Task prompt: Extract the records in full, leaving every picture out.

Dataset:
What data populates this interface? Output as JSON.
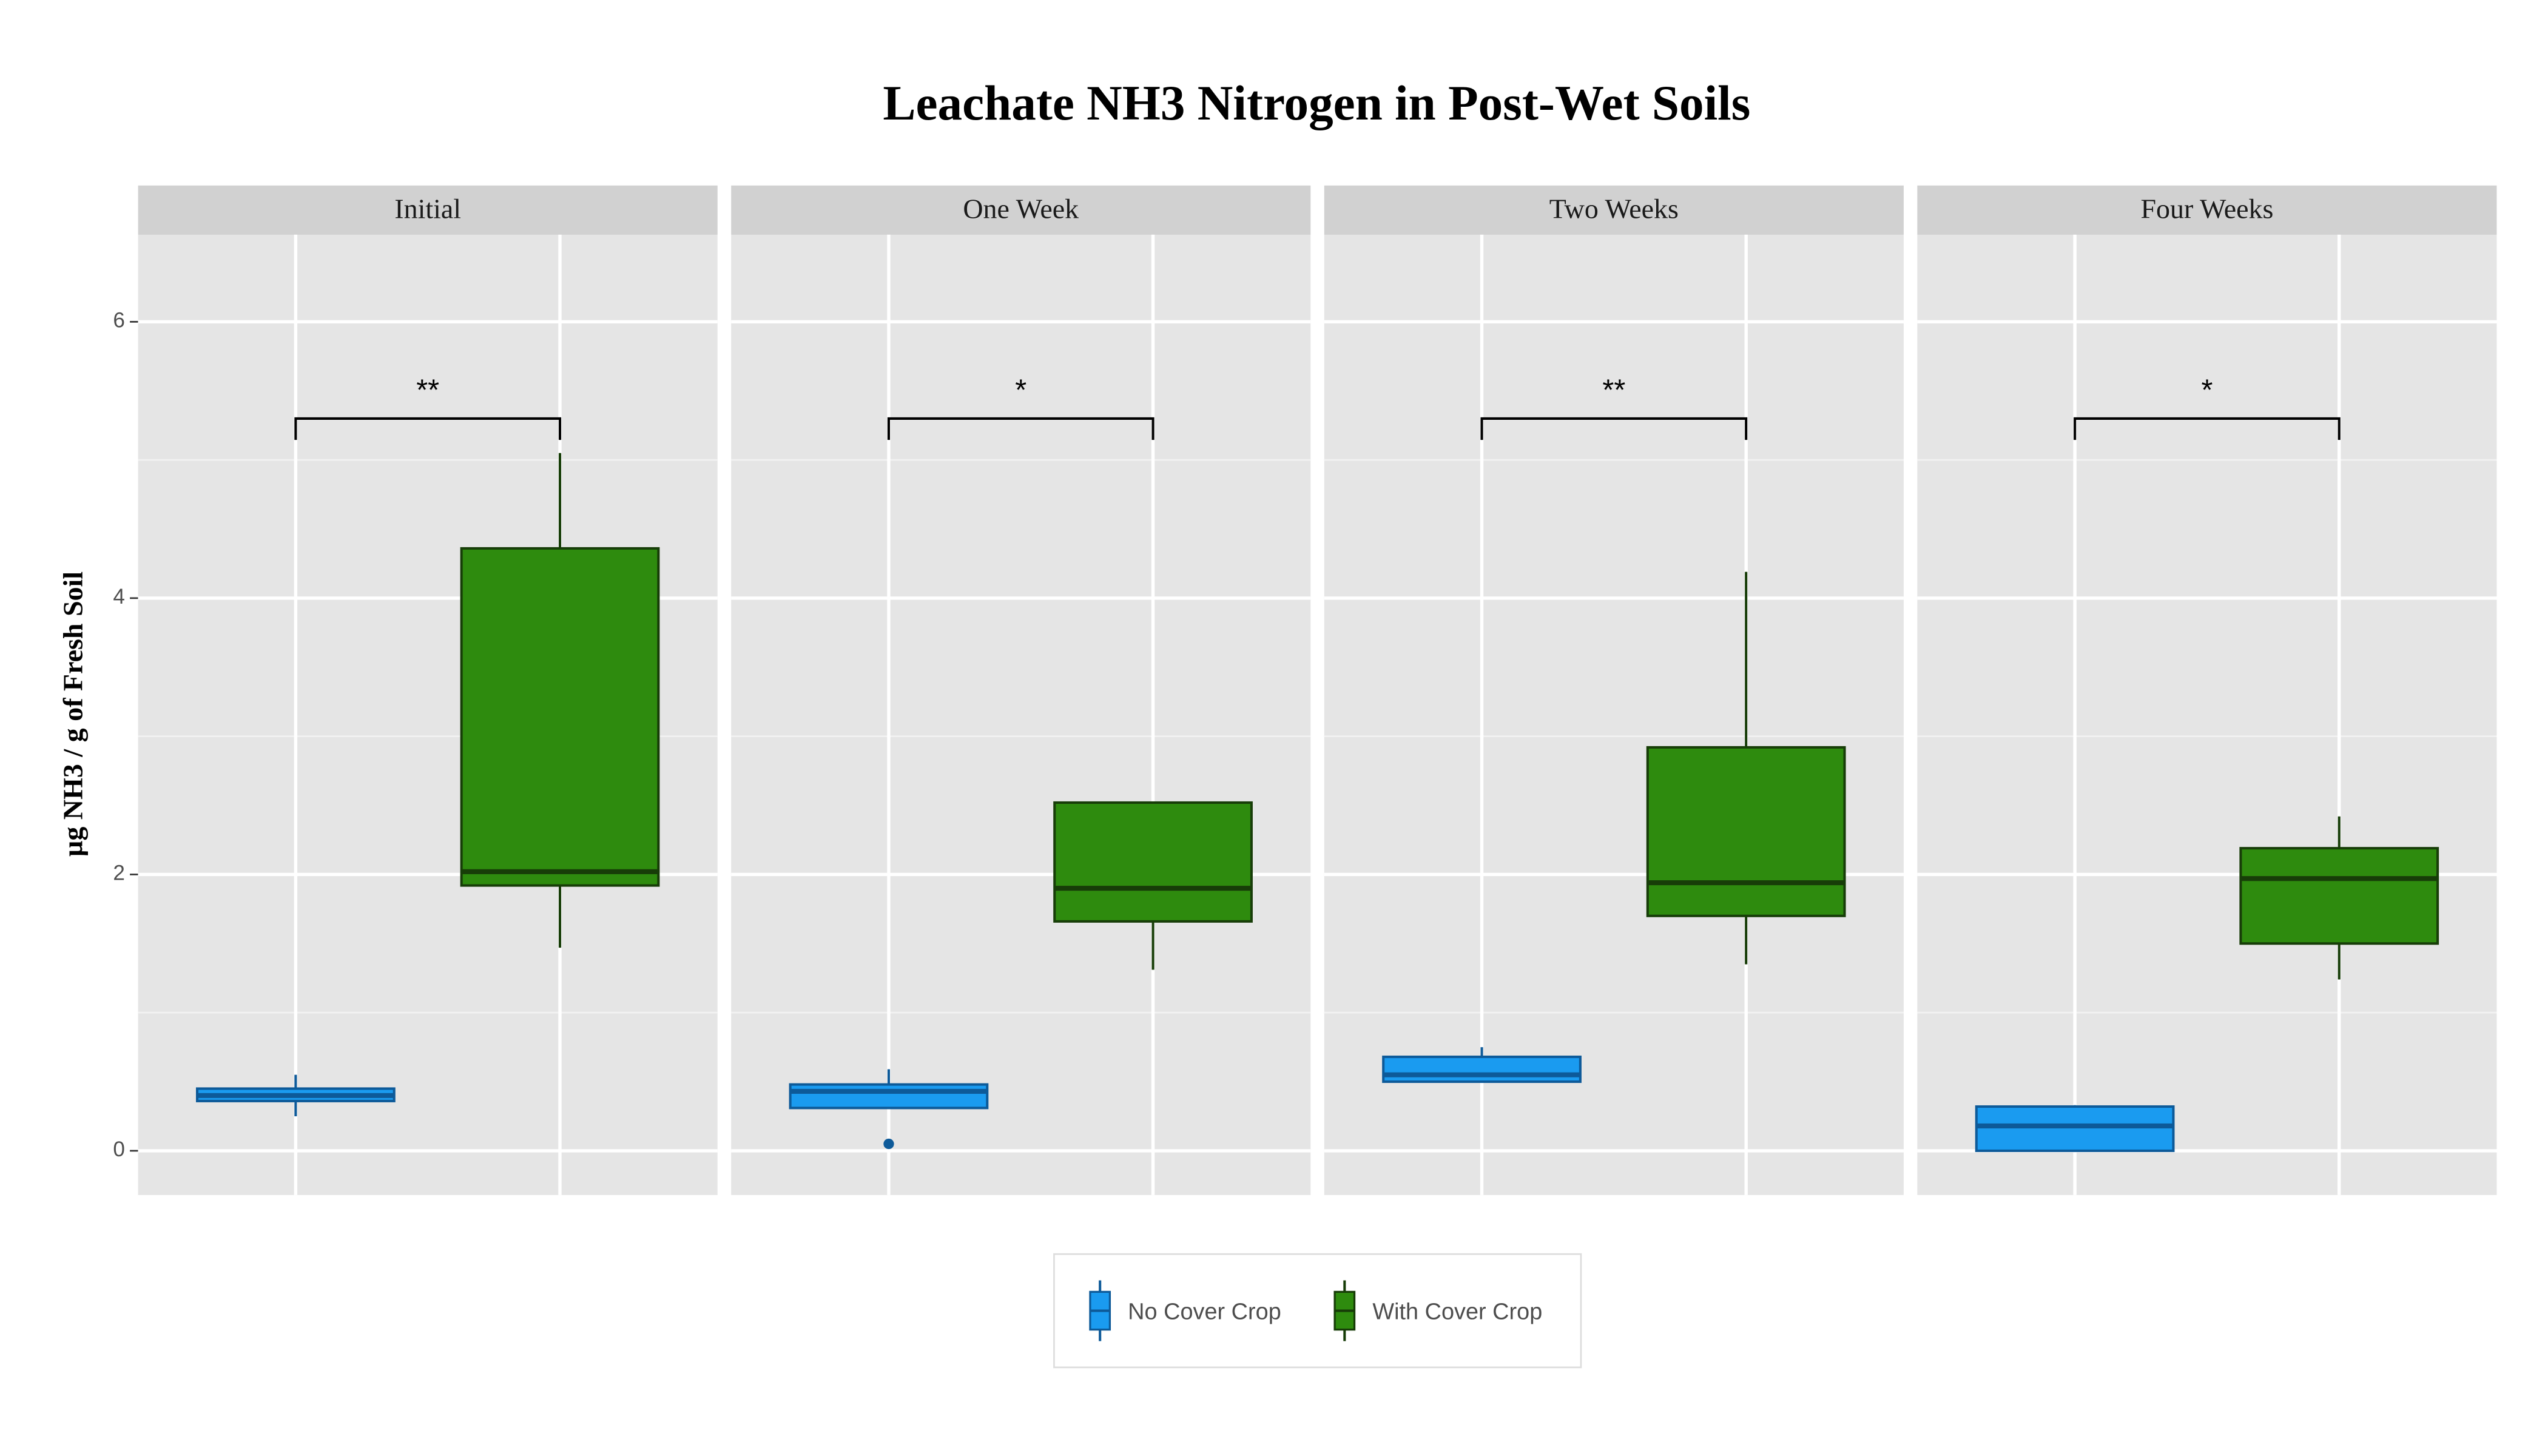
{
  "chart_data": {
    "type": "boxplot",
    "title": "Leachate NH3 Nitrogen in Post-Wet Soils",
    "y_label": "µg NH3 / g of Fresh Soil",
    "facets": [
      "Initial",
      "One Week",
      "Two Weeks",
      "Four Weeks"
    ],
    "annotations": [
      "**",
      "*",
      "**",
      "*"
    ],
    "ylim": [
      -0.32,
      6.63
    ],
    "yticks": [
      0,
      2,
      4,
      6
    ],
    "grid": true,
    "series": [
      {
        "name": "No Cover Crop",
        "color": "#1a9bf0",
        "stroke": "#0d5a99",
        "boxes": [
          {
            "low": 0.25,
            "q1": 0.36,
            "median": 0.4,
            "q3": 0.45,
            "high": 0.55
          },
          {
            "low": 0.31,
            "q1": 0.31,
            "median": 0.43,
            "q3": 0.48,
            "high": 0.59,
            "outliers": [
              0.05
            ]
          },
          {
            "low": 0.5,
            "q1": 0.5,
            "median": 0.55,
            "q3": 0.68,
            "high": 0.75
          },
          {
            "low": 0,
            "q1": 0,
            "median": 0.18,
            "q3": 0.32,
            "high": 0.33
          }
        ]
      },
      {
        "name": "With Cover Crop",
        "color": "#2e8b0e",
        "stroke": "#173d08",
        "boxes": [
          {
            "low": 1.47,
            "q1": 1.92,
            "median": 2.02,
            "q3": 4.36,
            "high": 5.05
          },
          {
            "low": 1.31,
            "q1": 1.66,
            "median": 1.9,
            "q3": 2.52,
            "high": 2.52
          },
          {
            "low": 1.35,
            "q1": 1.7,
            "median": 1.94,
            "q3": 2.92,
            "high": 4.19
          },
          {
            "low": 1.24,
            "q1": 1.5,
            "median": 1.97,
            "q3": 2.19,
            "high": 2.42
          }
        ]
      }
    ]
  }
}
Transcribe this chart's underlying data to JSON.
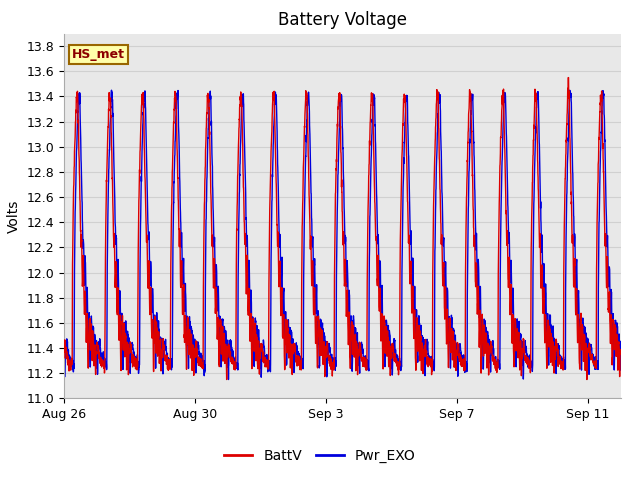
{
  "title": "Battery Voltage",
  "ylabel": "Volts",
  "xlabel": "",
  "ylim": [
    11.0,
    13.9
  ],
  "yticks": [
    11.0,
    11.2,
    11.4,
    11.6,
    11.8,
    12.0,
    12.2,
    12.4,
    12.6,
    12.8,
    13.0,
    13.2,
    13.4,
    13.6,
    13.8
  ],
  "xtick_labels": [
    "Aug 26",
    "Aug 30",
    "Sep 3",
    "Sep 7",
    "Sep 11"
  ],
  "xtick_positions": [
    0,
    4,
    8,
    12,
    16
  ],
  "n_days": 17,
  "battv_color": "#dd0000",
  "pwrexo_color": "#0000dd",
  "legend_label": "HS_met",
  "legend_box_facecolor": "#ffffaa",
  "legend_box_edgecolor": "#996600",
  "line1_label": "BattV",
  "line2_label": "Pwr_EXO",
  "plot_bg": "#e8e8e8",
  "fig_bg": "#ffffff",
  "grid_color": "#d0d0d0",
  "title_fontsize": 12,
  "label_fontsize": 10,
  "tick_fontsize": 9,
  "linewidth": 1.0
}
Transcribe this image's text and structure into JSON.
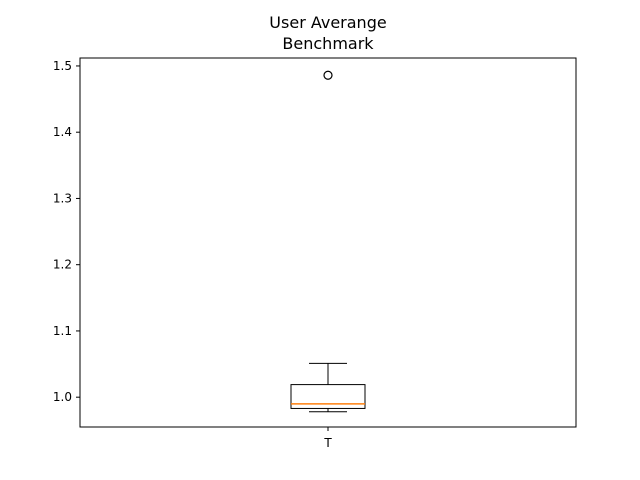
{
  "chart_data": {
    "type": "boxplot",
    "title_lines": [
      "User Averange",
      "Benchmark"
    ],
    "xlabel": "",
    "ylabel": "",
    "categories": [
      "T"
    ],
    "ylim": [
      0.955,
      1.512
    ],
    "yticks": [
      1.0,
      1.1,
      1.2,
      1.3,
      1.4,
      1.5
    ],
    "ytick_labels": [
      "1.0",
      "1.1",
      "1.2",
      "1.3",
      "1.4",
      "1.5"
    ],
    "grid": false,
    "boxes": [
      {
        "category": "T",
        "whisker_low": 0.978,
        "q1": 0.983,
        "median": 0.99,
        "q3": 1.019,
        "whisker_high": 1.051,
        "outliers": [
          1.486
        ]
      }
    ],
    "colors": {
      "box": "#000000",
      "median": "#ff7f0e",
      "axes": "#000000"
    }
  }
}
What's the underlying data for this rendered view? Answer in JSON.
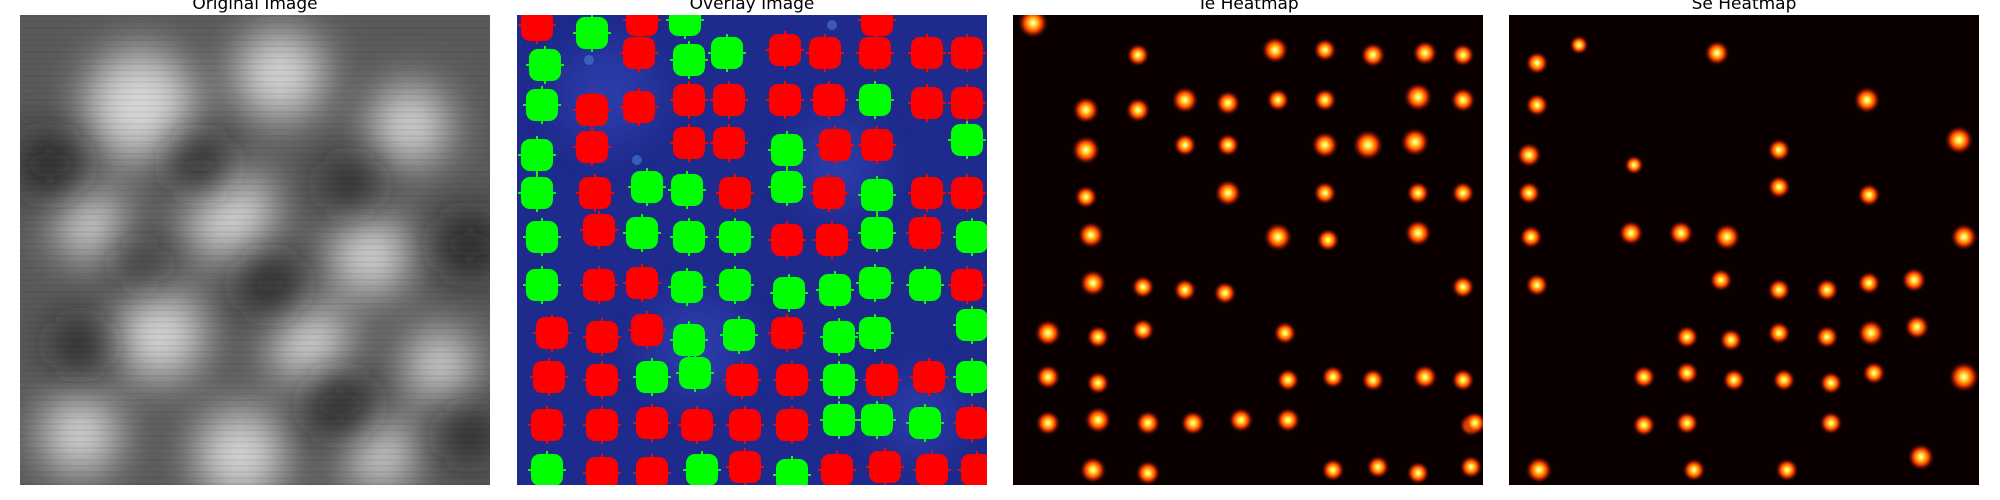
{
  "panels": [
    {
      "id": "original",
      "title": "Original Image"
    },
    {
      "id": "overlay",
      "title": "Overlay Image"
    },
    {
      "id": "te",
      "title": "Te Heatmap"
    },
    {
      "id": "se",
      "title": "Se Heatmap"
    }
  ],
  "colors": {
    "overlay_background": "#1e2a8c",
    "te_marker": "#00ff00",
    "se_marker": "#ff0000",
    "heatmap_background": "#0a0000"
  }
}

Output of the exercise:
What data populates this interface? Output as JSON.
{
  "chart_data": {
    "type": "boxplot",
    "title": "Leachate NH3 Nitrogen in Post-Wet Soils",
    "y_label": "µg NH3 / g of Fresh Soil",
    "facets": [
      "Initial",
      "One Week",
      "Two Weeks",
      "Four Weeks"
    ],
    "annotations": [
      "**",
      "*",
      "**",
      "*"
    ],
    "ylim": [
      -0.32,
      6.63
    ],
    "yticks": [
      0,
      2,
      4,
      6
    ],
    "grid": true,
    "series": [
      {
        "name": "No Cover Crop",
        "color": "#1a9bf0",
        "stroke": "#0d5a99",
        "boxes": [
          {
            "low": 0.25,
            "q1": 0.36,
            "median": 0.4,
            "q3": 0.45,
            "high": 0.55
          },
          {
            "low": 0.31,
            "q1": 0.31,
            "median": 0.43,
            "q3": 0.48,
            "high": 0.59,
            "outliers": [
              0.05
            ]
          },
          {
            "low": 0.5,
            "q1": 0.5,
            "median": 0.55,
            "q3": 0.68,
            "high": 0.75
          },
          {
            "low": 0,
            "q1": 0,
            "median": 0.18,
            "q3": 0.32,
            "high": 0.33
          }
        ]
      },
      {
        "name": "With Cover Crop",
        "color": "#2e8b0e",
        "stroke": "#173d08",
        "boxes": [
          {
            "low": 1.47,
            "q1": 1.92,
            "median": 2.02,
            "q3": 4.36,
            "high": 5.05
          },
          {
            "low": 1.31,
            "q1": 1.66,
            "median": 1.9,
            "q3": 2.52,
            "high": 2.52
          },
          {
            "low": 1.35,
            "q1": 1.7,
            "median": 1.94,
            "q3": 2.92,
            "high": 4.19
          },
          {
            "low": 1.24,
            "q1": 1.5,
            "median": 1.97,
            "q3": 2.19,
            "high": 2.42
          }
        ]
      }
    ]
  }
}
Transcribe this chart's underlying data to JSON.
{
  "title": "Battery Voltage",
  "ylabel": "Volts",
  "xlabel": "",
  "ylim": [
    11.0,
    13.9
  ],
  "yticks": [
    11.0,
    11.2,
    11.4,
    11.6,
    11.8,
    12.0,
    12.2,
    12.4,
    12.6,
    12.8,
    13.0,
    13.2,
    13.4,
    13.6,
    13.8
  ],
  "xtick_labels": [
    "Aug 26",
    "Aug 30",
    "Sep 3",
    "Sep 7",
    "Sep 11"
  ],
  "xtick_positions": [
    0,
    4,
    8,
    12,
    16
  ],
  "n_days": 17,
  "battv_color": "#dd0000",
  "pwrexo_color": "#0000dd",
  "legend_label": "HS_met",
  "legend_box_facecolor": "#ffffaa",
  "legend_box_edgecolor": "#996600",
  "line1_label": "BattV",
  "line2_label": "Pwr_EXO",
  "plot_bg": "#e8e8e8",
  "fig_bg": "#ffffff",
  "grid_color": "#d0d0d0",
  "title_fontsize": 12,
  "label_fontsize": 10,
  "tick_fontsize": 9,
  "linewidth": 1.0
}
Transcribe this image's text and structure into JSON.
{
  "chart_data": {
    "type": "boxplot",
    "title_lines": [
      "User Averange",
      "Benchmark"
    ],
    "xlabel": "",
    "ylabel": "",
    "categories": [
      "T"
    ],
    "ylim": [
      0.955,
      1.512
    ],
    "yticks": [
      1.0,
      1.1,
      1.2,
      1.3,
      1.4,
      1.5
    ],
    "ytick_labels": [
      "1.0",
      "1.1",
      "1.2",
      "1.3",
      "1.4",
      "1.5"
    ],
    "grid": false,
    "boxes": [
      {
        "category": "T",
        "whisker_low": 0.978,
        "q1": 0.983,
        "median": 0.99,
        "q3": 1.019,
        "whisker_high": 1.051,
        "outliers": [
          1.486
        ]
      }
    ],
    "colors": {
      "box": "#000000",
      "median": "#ff7f0e",
      "axes": "#000000"
    }
  }
}
What's the underlying data for this rendered view? Answer in JSON.
{
  "panels": [
    {
      "id": "original",
      "title": "Original Image"
    },
    {
      "id": "overlay",
      "title": "Overlay Image"
    },
    {
      "id": "te",
      "title": "Te Heatmap"
    },
    {
      "id": "se",
      "title": "Se Heatmap"
    }
  ],
  "colors": {
    "overlay_background": "#1e2a8c",
    "te_marker": "#00ff00",
    "se_marker": "#ff0000",
    "heatmap_background": "#0a0000"
  }
}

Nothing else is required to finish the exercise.